━━━ PROVIDED INFORMATION

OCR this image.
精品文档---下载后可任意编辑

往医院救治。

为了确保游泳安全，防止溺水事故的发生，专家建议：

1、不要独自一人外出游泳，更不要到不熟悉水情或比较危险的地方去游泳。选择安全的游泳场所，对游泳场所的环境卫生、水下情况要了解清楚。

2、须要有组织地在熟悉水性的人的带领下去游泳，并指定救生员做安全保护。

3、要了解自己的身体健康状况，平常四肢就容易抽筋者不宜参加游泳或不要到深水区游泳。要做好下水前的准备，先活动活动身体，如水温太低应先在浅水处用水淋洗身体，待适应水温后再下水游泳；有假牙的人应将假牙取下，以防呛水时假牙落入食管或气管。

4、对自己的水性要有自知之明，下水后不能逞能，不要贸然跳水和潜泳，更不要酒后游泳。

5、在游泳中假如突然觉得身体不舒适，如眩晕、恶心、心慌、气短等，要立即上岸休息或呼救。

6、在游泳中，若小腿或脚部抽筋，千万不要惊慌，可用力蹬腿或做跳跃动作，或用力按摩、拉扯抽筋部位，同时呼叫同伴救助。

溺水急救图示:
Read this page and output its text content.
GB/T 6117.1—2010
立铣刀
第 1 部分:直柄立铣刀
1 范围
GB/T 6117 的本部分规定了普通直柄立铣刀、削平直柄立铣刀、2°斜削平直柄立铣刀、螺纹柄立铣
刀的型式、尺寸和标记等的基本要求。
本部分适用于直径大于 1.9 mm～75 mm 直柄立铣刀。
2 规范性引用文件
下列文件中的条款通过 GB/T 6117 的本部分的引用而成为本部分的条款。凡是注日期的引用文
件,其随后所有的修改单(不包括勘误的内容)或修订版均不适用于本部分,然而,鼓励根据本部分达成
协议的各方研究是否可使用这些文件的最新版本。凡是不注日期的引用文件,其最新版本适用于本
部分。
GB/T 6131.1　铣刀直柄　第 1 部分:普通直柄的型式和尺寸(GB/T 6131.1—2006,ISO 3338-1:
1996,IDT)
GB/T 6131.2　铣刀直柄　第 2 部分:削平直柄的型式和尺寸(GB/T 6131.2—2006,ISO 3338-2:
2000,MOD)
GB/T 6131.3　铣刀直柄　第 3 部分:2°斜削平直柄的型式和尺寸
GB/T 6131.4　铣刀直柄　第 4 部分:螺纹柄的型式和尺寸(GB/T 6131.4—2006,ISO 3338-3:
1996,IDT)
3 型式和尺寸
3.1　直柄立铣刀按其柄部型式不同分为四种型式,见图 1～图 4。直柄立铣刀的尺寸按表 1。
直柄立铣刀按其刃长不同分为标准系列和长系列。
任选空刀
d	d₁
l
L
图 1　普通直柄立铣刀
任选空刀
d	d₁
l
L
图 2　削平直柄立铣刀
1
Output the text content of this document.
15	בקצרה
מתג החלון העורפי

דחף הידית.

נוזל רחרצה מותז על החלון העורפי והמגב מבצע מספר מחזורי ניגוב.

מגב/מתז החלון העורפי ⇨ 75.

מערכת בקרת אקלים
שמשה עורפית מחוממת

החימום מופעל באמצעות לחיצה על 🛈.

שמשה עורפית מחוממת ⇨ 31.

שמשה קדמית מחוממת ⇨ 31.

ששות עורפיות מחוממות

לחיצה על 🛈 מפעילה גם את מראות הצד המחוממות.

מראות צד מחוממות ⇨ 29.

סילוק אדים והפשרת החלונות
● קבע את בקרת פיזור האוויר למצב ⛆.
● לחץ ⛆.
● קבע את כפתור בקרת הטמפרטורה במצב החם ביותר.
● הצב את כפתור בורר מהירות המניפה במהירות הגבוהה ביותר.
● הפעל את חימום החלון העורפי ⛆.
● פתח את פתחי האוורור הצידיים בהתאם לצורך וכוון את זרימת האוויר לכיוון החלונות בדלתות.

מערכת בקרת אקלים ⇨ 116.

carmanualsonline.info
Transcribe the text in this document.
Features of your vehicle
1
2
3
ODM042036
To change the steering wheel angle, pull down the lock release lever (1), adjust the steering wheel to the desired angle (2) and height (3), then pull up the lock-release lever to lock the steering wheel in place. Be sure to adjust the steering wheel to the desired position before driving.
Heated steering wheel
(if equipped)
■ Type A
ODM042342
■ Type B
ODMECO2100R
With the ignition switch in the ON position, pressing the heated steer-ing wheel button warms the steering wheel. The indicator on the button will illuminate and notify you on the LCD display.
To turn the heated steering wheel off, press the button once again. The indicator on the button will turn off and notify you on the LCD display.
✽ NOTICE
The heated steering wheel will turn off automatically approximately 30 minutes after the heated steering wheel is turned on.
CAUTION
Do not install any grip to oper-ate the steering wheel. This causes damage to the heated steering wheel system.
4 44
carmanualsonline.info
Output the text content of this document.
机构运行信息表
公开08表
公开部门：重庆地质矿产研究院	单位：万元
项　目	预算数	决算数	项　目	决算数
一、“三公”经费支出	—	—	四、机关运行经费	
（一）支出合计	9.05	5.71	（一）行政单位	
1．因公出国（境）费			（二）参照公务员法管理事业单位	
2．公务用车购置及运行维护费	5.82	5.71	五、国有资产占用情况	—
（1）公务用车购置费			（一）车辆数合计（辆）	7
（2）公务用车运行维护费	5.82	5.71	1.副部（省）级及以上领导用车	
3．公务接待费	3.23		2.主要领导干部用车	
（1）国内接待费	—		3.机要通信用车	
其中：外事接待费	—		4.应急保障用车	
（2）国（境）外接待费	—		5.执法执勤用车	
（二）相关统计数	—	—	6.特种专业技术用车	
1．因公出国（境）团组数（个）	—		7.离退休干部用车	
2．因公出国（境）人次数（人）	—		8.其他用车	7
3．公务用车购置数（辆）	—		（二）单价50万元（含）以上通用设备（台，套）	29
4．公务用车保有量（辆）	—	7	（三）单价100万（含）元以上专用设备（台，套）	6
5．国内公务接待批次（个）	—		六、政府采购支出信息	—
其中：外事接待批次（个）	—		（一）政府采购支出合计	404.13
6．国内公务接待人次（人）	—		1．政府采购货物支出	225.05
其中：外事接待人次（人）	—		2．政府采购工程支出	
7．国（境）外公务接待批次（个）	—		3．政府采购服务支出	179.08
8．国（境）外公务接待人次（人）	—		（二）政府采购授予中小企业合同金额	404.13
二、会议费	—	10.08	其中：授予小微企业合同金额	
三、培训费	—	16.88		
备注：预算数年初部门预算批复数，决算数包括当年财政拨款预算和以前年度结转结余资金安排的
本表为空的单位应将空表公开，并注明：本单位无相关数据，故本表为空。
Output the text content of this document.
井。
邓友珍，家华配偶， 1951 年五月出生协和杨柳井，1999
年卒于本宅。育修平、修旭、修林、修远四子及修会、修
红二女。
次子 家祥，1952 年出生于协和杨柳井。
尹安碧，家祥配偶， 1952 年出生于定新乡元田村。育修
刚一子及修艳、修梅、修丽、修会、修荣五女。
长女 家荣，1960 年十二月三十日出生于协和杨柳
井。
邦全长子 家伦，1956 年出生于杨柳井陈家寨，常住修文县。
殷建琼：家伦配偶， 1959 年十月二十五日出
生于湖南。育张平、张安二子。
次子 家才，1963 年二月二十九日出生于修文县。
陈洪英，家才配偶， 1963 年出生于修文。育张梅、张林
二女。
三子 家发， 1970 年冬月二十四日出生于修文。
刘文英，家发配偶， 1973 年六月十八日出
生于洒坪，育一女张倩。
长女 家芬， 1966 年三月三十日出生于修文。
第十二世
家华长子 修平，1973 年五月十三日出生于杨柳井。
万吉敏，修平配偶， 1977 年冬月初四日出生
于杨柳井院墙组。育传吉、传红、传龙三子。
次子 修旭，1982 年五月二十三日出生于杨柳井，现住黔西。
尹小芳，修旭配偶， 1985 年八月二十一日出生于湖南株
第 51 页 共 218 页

━━━━━━

- _AIM_: Above are some records; extract every one of them exactly.

- _EXERCISE OUTPUT_:
OCR this image.
精品文档---下载后可任意编辑

往医院救治。

为了确保游泳安全，防止溺水事故的发生，专家建议：

1、不要独自一人外出游泳，更不要到不熟悉水情或比较危险的地方去游泳。选择安全的游泳场所，对游泳场所的环境卫生、水下情况要了解清楚。

2、须要有组织地在熟悉水性的人的带领下去游泳，并指定救生员做安全保护。

3、要了解自己的身体健康状况，平常四肢就容易抽筋者不宜参加游泳或不要到深水区游泳。要做好下水前的准备，先活动活动身体，如水温太低应先在浅水处用水淋洗身体，待适应水温后再下水游泳；有假牙的人应将假牙取下，以防呛水时假牙落入食管或气管。

4、对自己的水性要有自知之明，下水后不能逞能，不要贸然跳水和潜泳，更不要酒后游泳。

5、在游泳中假如突然觉得身体不舒适，如眩晕、恶心、心慌、气短等，要立即上岸休息或呼救。

6、在游泳中，若小腿或脚部抽筋，千万不要惊慌，可用力蹬腿或做跳跃动作，或用力按摩、拉扯抽筋部位，同时呼叫同伴救助。

溺水急救图示:
Read this page and output its text content.
GB/T 6117.1—2010
立铣刀
第 1 部分:直柄立铣刀
1 范围
GB/T 6117 的本部分规定了普通直柄立铣刀、削平直柄立铣刀、2°斜削平直柄立铣刀、螺纹柄立铣
刀的型式、尺寸和标记等的基本要求。
本部分适用于直径大于 1.9 mm～75 mm 直柄立铣刀。
2 规范性引用文件
下列文件中的条款通过 GB/T 6117 的本部分的引用而成为本部分的条款。凡是注日期的引用文
件,其随后所有的修改单(不包括勘误的内容)或修订版均不适用于本部分,然而,鼓励根据本部分达成
协议的各方研究是否可使用这些文件的最新版本。凡是不注日期的引用文件,其最新版本适用于本
部分。
GB/T 6131.1　铣刀直柄　第 1 部分:普通直柄的型式和尺寸(GB/T 6131.1—2006,ISO 3338-1:
1996,IDT)
GB/T 6131.2　铣刀直柄　第 2 部分:削平直柄的型式和尺寸(GB/T 6131.2—2006,ISO 3338-2:
2000,MOD)
GB/T 6131.3　铣刀直柄　第 3 部分:2°斜削平直柄的型式和尺寸
GB/T 6131.4　铣刀直柄　第 4 部分:螺纹柄的型式和尺寸(GB/T 6131.4—2006,ISO 3338-3:
1996,IDT)
3 型式和尺寸
3.1　直柄立铣刀按其柄部型式不同分为四种型式,见图 1～图 4。直柄立铣刀的尺寸按表 1。
直柄立铣刀按其刃长不同分为标准系列和长系列。
任选空刀
d	d₁
l
L
图 1　普通直柄立铣刀
任选空刀
d	d₁
l
L
图 2　削平直柄立铣刀
1
Output the text content of this document.
15	בקצרה
מתג החלון העורפי

דחף הידית.

נוזל רחרצה מותז על החלון העורפי והמגב מבצע מספר מחזורי ניגוב.

מגב/מתז החלון העורפי ⇨ 75.

מערכת בקרת אקלים
שמשה עורפית מחוממת

החימום מופעל באמצעות לחיצה על 🛈.

שמשה עורפית מחוממת ⇨ 31.

שמשה קדמית מחוממת ⇨ 31.

ששות עורפיות מחוממות

לחיצה על 🛈 מפעילה גם את מראות הצד המחוממות.

מראות צד מחוממות ⇨ 29.

סילוק אדים והפשרת החלונות
● קבע את בקרת פיזור האוויר למצב ⛆.
● לחץ ⛆.
● קבע את כפתור בקרת הטמפרטורה במצב החם ביותר.
● הצב את כפתור בורר מהירות המניפה במהירות הגבוהה ביותר.
● הפעל את חימום החלון העורפי ⛆.
● פתח את פתחי האוורור הצידיים בהתאם לצורך וכוון את זרימת האוויר לכיוון החלונות בדלתות.

מערכת בקרת אקלים ⇨ 116.

carmanualsonline.info
Transcribe the text in this document.
Features of your vehicle
1
2
3
ODM042036
To change the steering wheel angle, pull down the lock release lever (1), adjust the steering wheel to the desired angle (2) and height (3), then pull up the lock-release lever to lock the steering wheel in place. Be sure to adjust the steering wheel to the desired position before driving.
Heated steering wheel
(if equipped)
■ Type A
ODM042342
■ Type B
ODMECO2100R
With the ignition switch in the ON position, pressing the heated steer-ing wheel button warms the steering wheel. The indicator on the button will illuminate and notify you on the LCD display.
To turn the heated steering wheel off, press the button once again. The indicator on the button will turn off and notify you on the LCD display.
✽ NOTICE
The heated steering wheel will turn off automatically approximately 30 minutes after the heated steering wheel is turned on.
CAUTION
Do not install any grip to oper-ate the steering wheel. This causes damage to the heated steering wheel system.
4 44
carmanualsonline.info
Output the text content of this document.
机构运行信息表
公开08表
公开部门：重庆地质矿产研究院	单位：万元
项　目	预算数	决算数	项　目	决算数
一、“三公”经费支出	—	—	四、机关运行经费	
（一）支出合计	9.05	5.71	（一）行政单位	
1．因公出国（境）费			（二）参照公务员法管理事业单位	
2．公务用车购置及运行维护费	5.82	5.71	五、国有资产占用情况	—
（1）公务用车购置费			（一）车辆数合计（辆）	7
（2）公务用车运行维护费	5.82	5.71	1.副部（省）级及以上领导用车	
3．公务接待费	3.23		2.主要领导干部用车	
（1）国内接待费	—		3.机要通信用车	
其中：外事接待费	—		4.应急保障用车	
（2）国（境）外接待费	—		5.执法执勤用车	
（二）相关统计数	—	—	6.特种专业技术用车	
1．因公出国（境）团组数（个）	—		7.离退休干部用车	
2．因公出国（境）人次数（人）	—		8.其他用车	7
3．公务用车购置数（辆）	—		（二）单价50万元（含）以上通用设备（台，套）	29
4．公务用车保有量（辆）	—	7	（三）单价100万（含）元以上专用设备（台，套）	6
5．国内公务接待批次（个）	—		六、政府采购支出信息	—
其中：外事接待批次（个）	—		（一）政府采购支出合计	404.13
6．国内公务接待人次（人）	—		1．政府采购货物支出	225.05
其中：外事接待人次（人）	—		2．政府采购工程支出	
7．国（境）外公务接待批次（个）	—		3．政府采购服务支出	179.08
8．国（境）外公务接待人次（人）	—		（二）政府采购授予中小企业合同金额	404.13
二、会议费	—	10.08	其中：授予小微企业合同金额	
三、培训费	—	16.88		
备注：预算数年初部门预算批复数，决算数包括当年财政拨款预算和以前年度结转结余资金安排的
本表为空的单位应将空表公开，并注明：本单位无相关数据，故本表为空。
Output the text content of this document.
井。
邓友珍，家华配偶， 1951 年五月出生协和杨柳井，1999
年卒于本宅。育修平、修旭、修林、修远四子及修会、修
红二女。
次子 家祥，1952 年出生于协和杨柳井。
尹安碧，家祥配偶， 1952 年出生于定新乡元田村。育修
刚一子及修艳、修梅、修丽、修会、修荣五女。
长女 家荣，1960 年十二月三十日出生于协和杨柳
井。
邦全长子 家伦，1956 年出生于杨柳井陈家寨，常住修文县。
殷建琼：家伦配偶， 1959 年十月二十五日出
生于湖南。育张平、张安二子。
次子 家才，1963 年二月二十九日出生于修文县。
陈洪英，家才配偶， 1963 年出生于修文。育张梅、张林
二女。
三子 家发， 1970 年冬月二十四日出生于修文。
刘文英，家发配偶， 1973 年六月十八日出
生于洒坪，育一女张倩。
长女 家芬， 1966 年三月三十日出生于修文。
第十二世
家华长子 修平，1973 年五月十三日出生于杨柳井。
万吉敏，修平配偶， 1977 年冬月初四日出生
于杨柳井院墙组。育传吉、传红、传龙三子。
次子 修旭，1982 年五月二十三日出生于杨柳井，现住黔西。
尹小芳，修旭配偶， 1985 年八月二十一日出生于湖南株
第 51 页 共 218 页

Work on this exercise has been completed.